#### [WHAT YOU SHOULD DO]
Determine the number of lines holding the word "Adult"; answer with that number only.

#### [DATA LINES]
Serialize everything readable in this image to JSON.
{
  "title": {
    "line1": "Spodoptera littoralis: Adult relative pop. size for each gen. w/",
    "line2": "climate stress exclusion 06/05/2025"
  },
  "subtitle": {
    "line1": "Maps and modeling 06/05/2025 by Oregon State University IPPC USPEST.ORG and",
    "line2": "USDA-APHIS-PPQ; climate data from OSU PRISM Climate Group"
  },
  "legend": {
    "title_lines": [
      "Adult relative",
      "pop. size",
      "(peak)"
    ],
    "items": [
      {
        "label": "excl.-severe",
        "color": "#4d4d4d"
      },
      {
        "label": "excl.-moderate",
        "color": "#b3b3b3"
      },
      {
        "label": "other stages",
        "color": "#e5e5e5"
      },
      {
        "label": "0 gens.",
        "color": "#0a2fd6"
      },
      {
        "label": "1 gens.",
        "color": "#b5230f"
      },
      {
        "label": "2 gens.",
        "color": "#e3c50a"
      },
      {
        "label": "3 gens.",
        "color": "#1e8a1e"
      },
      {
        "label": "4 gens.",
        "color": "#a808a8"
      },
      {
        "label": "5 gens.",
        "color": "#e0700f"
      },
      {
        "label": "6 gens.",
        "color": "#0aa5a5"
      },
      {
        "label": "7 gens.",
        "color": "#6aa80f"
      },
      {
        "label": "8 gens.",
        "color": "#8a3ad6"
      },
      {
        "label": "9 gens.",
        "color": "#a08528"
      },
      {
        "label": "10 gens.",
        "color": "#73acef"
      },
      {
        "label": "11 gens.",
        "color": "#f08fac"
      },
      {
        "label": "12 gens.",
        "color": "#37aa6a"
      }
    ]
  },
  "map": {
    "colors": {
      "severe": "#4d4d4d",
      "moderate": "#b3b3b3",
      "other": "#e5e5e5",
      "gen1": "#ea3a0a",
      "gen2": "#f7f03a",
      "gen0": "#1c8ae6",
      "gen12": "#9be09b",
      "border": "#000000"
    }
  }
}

#### [ANSWER TO THIS EXERCISE]
2